## JOB
Using the data below, copy every line that contains the word "content".
====== INPUT RECORDS ======
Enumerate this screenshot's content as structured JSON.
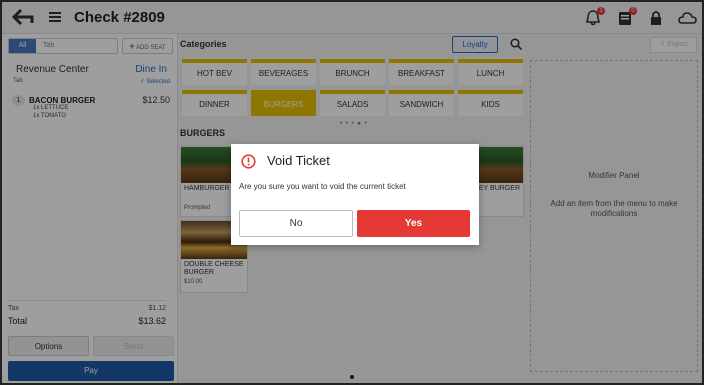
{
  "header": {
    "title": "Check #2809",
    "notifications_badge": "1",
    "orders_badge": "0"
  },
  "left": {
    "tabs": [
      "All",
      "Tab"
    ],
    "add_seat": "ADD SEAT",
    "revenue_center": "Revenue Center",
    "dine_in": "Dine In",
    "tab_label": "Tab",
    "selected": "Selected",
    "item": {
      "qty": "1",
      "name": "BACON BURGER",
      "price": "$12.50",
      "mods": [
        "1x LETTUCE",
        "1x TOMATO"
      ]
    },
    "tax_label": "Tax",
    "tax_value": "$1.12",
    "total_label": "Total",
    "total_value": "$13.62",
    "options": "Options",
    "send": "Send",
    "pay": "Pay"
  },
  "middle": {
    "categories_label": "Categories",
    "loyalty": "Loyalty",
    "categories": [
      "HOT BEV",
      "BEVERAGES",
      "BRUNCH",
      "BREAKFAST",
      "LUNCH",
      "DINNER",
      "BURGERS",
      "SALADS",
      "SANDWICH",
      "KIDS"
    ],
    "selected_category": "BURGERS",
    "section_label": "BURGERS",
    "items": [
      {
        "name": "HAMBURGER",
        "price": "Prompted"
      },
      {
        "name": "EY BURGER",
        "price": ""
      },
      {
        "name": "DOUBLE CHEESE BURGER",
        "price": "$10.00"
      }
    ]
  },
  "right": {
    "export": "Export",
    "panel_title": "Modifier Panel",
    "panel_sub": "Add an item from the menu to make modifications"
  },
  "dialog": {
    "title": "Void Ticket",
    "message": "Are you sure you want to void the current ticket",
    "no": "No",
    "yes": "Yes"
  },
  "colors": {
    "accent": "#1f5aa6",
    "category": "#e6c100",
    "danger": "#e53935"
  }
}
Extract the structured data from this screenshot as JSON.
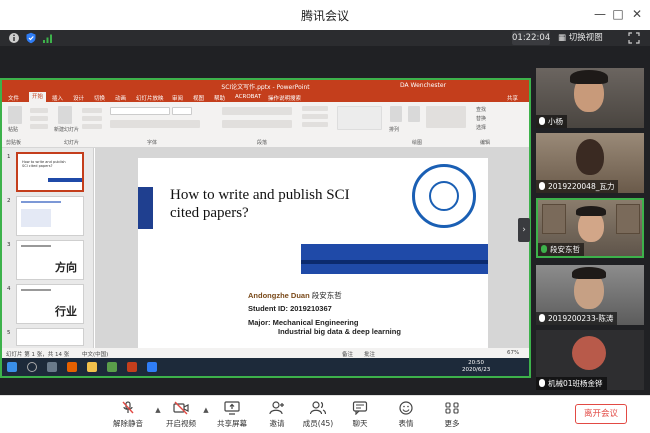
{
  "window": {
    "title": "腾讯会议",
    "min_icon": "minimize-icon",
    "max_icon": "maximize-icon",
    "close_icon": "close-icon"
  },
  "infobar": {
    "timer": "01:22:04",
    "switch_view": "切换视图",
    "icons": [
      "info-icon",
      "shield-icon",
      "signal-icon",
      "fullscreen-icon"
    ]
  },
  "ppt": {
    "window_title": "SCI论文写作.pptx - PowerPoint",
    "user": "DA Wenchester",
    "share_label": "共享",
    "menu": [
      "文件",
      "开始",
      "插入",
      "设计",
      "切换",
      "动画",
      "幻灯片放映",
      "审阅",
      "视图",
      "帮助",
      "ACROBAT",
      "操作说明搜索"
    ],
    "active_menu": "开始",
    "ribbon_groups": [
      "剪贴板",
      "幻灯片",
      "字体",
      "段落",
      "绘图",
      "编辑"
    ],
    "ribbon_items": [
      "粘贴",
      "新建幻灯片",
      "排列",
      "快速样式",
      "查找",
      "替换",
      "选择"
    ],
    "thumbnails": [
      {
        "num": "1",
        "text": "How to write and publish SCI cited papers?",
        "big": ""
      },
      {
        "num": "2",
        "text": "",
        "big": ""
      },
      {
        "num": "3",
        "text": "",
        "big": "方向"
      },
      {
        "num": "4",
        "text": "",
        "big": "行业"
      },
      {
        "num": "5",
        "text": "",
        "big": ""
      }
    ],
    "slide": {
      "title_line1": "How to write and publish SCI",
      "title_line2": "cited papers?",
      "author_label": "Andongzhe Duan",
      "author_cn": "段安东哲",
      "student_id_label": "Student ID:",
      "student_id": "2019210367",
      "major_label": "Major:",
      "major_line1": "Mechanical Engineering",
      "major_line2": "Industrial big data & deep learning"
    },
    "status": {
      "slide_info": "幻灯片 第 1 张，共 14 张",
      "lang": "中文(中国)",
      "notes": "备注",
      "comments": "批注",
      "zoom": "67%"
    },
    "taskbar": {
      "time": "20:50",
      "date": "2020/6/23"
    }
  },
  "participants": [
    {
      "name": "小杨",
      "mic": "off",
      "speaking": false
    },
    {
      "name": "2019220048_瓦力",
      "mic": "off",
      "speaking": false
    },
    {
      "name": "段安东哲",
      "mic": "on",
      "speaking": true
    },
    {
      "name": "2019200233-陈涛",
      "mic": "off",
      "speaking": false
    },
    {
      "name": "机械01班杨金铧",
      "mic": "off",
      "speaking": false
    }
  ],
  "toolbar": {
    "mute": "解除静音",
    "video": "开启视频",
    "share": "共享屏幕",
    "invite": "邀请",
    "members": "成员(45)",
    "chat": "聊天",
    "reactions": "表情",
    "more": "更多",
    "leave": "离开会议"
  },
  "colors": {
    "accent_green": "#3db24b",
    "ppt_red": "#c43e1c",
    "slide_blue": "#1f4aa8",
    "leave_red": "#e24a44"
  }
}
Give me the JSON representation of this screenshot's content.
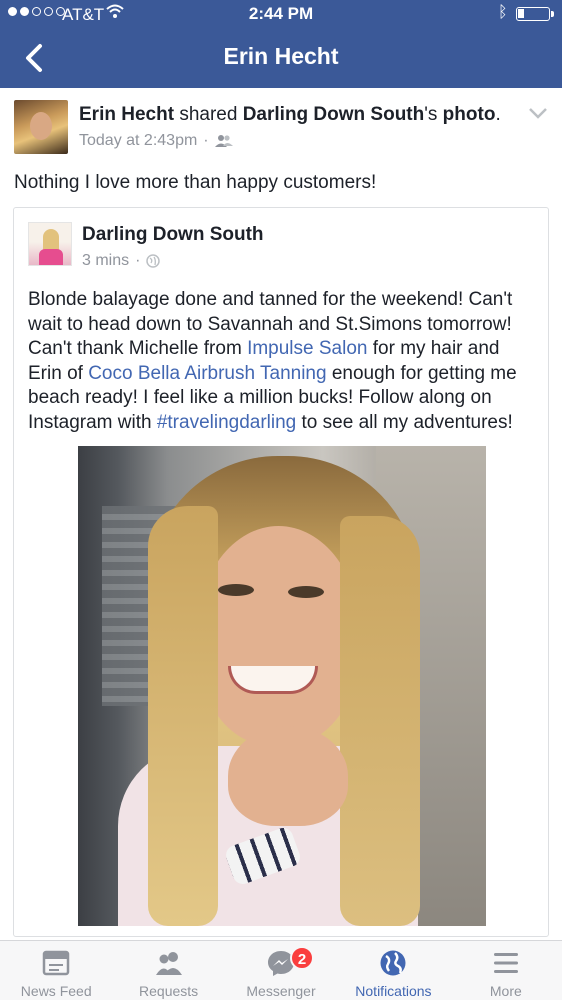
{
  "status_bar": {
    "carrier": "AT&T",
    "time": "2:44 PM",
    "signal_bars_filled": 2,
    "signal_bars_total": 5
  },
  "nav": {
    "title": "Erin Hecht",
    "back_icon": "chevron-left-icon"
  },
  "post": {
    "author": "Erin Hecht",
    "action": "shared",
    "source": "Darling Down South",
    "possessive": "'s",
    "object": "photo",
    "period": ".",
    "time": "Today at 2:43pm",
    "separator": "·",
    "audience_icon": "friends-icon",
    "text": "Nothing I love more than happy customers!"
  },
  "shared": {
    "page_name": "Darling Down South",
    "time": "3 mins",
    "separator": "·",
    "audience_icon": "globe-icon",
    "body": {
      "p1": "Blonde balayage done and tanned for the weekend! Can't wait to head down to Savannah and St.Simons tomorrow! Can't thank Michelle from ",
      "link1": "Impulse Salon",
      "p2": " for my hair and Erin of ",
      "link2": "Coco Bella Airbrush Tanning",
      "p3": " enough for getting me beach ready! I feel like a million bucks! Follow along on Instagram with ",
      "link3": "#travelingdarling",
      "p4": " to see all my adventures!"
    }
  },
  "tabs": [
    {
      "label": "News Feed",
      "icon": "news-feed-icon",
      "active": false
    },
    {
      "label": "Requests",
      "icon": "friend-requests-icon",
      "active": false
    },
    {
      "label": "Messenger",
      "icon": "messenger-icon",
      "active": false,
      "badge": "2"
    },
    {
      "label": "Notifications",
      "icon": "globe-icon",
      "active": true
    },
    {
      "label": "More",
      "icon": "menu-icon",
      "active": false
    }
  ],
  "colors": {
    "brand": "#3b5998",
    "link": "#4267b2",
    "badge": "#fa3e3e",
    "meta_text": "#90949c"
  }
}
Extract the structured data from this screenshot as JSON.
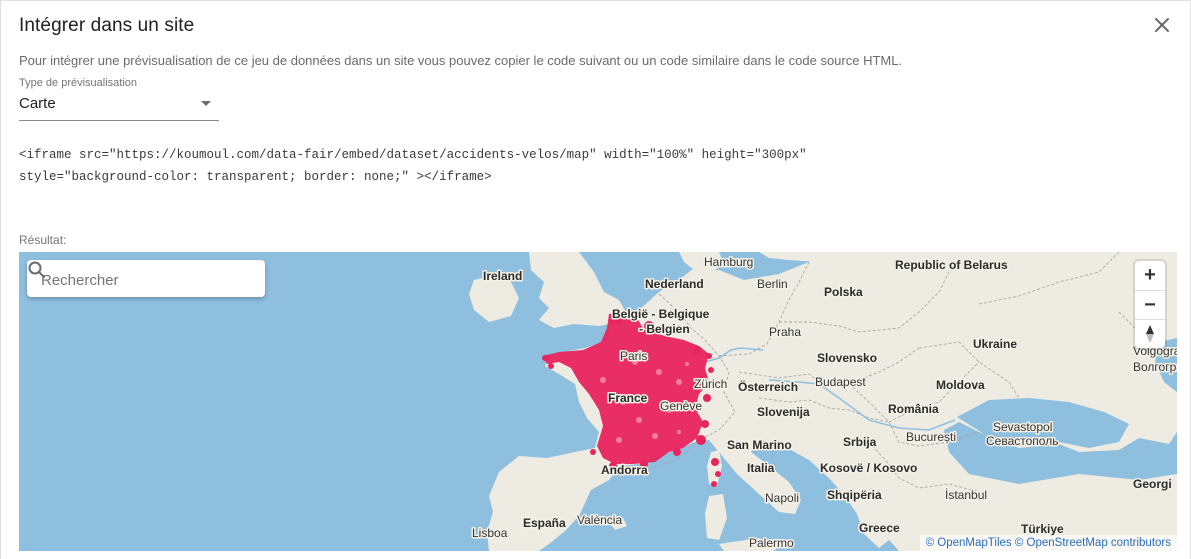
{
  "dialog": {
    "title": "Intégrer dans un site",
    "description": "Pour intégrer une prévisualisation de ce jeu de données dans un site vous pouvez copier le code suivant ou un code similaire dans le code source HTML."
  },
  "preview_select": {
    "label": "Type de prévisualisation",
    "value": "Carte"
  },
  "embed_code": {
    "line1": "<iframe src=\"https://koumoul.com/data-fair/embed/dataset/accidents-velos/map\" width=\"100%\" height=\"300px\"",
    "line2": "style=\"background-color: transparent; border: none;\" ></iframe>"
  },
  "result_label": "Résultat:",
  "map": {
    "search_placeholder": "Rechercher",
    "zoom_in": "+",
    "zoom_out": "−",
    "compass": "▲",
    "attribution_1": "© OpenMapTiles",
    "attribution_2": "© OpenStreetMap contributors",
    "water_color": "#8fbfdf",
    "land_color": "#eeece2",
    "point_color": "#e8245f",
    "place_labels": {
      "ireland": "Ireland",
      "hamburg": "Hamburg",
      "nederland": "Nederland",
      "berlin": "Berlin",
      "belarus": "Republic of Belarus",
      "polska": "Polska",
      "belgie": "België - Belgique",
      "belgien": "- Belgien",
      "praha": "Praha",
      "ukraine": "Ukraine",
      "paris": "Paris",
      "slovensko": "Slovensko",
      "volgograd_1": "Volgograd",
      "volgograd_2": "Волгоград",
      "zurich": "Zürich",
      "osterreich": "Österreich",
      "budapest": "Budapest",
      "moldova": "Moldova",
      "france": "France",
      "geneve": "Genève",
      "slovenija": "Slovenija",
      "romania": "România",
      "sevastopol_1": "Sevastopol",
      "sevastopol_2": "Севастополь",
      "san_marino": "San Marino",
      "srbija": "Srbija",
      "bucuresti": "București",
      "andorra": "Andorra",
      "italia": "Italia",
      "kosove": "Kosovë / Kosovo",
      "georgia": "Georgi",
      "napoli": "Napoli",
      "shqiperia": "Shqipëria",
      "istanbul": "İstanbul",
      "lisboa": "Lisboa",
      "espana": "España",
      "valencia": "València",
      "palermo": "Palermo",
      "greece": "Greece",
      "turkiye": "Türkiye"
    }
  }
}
======
## RESULT OF THE EXERCISE
Enumerate this screenshot's content as structured JSON.
Give me the JSON representation of this screenshot's content.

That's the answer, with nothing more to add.